• **Exercise material**
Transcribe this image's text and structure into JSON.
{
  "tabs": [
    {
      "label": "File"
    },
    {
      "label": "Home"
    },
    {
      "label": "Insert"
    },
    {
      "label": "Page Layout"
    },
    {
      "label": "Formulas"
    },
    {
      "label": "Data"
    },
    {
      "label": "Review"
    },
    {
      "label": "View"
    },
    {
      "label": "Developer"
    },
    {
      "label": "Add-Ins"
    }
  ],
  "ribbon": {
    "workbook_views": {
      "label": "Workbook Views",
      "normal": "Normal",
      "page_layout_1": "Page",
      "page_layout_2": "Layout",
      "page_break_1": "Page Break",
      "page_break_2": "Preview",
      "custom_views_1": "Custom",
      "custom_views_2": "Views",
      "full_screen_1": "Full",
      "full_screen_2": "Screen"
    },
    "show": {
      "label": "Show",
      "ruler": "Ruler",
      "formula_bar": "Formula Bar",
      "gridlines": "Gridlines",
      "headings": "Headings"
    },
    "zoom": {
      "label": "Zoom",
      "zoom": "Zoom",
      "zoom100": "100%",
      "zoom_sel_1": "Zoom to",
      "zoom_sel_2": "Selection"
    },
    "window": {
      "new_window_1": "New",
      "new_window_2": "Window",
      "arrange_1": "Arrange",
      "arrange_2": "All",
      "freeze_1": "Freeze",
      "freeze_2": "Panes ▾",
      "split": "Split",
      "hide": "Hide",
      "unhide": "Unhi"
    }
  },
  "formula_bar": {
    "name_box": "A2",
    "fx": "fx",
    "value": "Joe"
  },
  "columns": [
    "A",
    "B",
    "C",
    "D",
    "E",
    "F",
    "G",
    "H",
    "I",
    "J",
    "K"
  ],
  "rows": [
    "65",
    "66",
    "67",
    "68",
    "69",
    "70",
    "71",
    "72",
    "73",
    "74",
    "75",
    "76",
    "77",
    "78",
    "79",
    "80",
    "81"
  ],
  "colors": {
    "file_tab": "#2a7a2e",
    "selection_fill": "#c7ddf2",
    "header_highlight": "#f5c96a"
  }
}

• **Task requirements**
Reproduce each record exactly, leaving nothing out.

• **Finished answer**
Transcribe this image's text and structure into JSON.
{
  "tabs": [
    {
      "label": "File"
    },
    {
      "label": "Home"
    },
    {
      "label": "Insert"
    },
    {
      "label": "Page Layout"
    },
    {
      "label": "Formulas"
    },
    {
      "label": "Data"
    },
    {
      "label": "Review"
    },
    {
      "label": "View"
    },
    {
      "label": "Developer"
    },
    {
      "label": "Add-Ins"
    }
  ],
  "ribbon": {
    "workbook_views": {
      "label": "Workbook Views",
      "normal": "Normal",
      "page_layout_1": "Page",
      "page_layout_2": "Layout",
      "page_break_1": "Page Break",
      "page_break_2": "Preview",
      "custom_views_1": "Custom",
      "custom_views_2": "Views",
      "full_screen_1": "Full",
      "full_screen_2": "Screen"
    },
    "show": {
      "label": "Show",
      "ruler": "Ruler",
      "formula_bar": "Formula Bar",
      "gridlines": "Gridlines",
      "headings": "Headings"
    },
    "zoom": {
      "label": "Zoom",
      "zoom": "Zoom",
      "zoom100": "100%",
      "zoom_sel_1": "Zoom to",
      "zoom_sel_2": "Selection"
    },
    "window": {
      "new_window_1": "New",
      "new_window_2": "Window",
      "arrange_1": "Arrange",
      "arrange_2": "All",
      "freeze_1": "Freeze",
      "freeze_2": "Panes ▾",
      "split": "Split",
      "hide": "Hide",
      "unhide": "Unhi"
    }
  },
  "formula_bar": {
    "name_box": "A2",
    "fx": "fx",
    "value": "Joe"
  },
  "columns": [
    "A",
    "B",
    "C",
    "D",
    "E",
    "F",
    "G",
    "H",
    "I",
    "J",
    "K"
  ],
  "rows": [
    "65",
    "66",
    "67",
    "68",
    "69",
    "70",
    "71",
    "72",
    "73",
    "74",
    "75",
    "76",
    "77",
    "78",
    "79",
    "80",
    "81"
  ],
  "colors": {
    "file_tab": "#2a7a2e",
    "selection_fill": "#c7ddf2",
    "header_highlight": "#f5c96a"
  }
}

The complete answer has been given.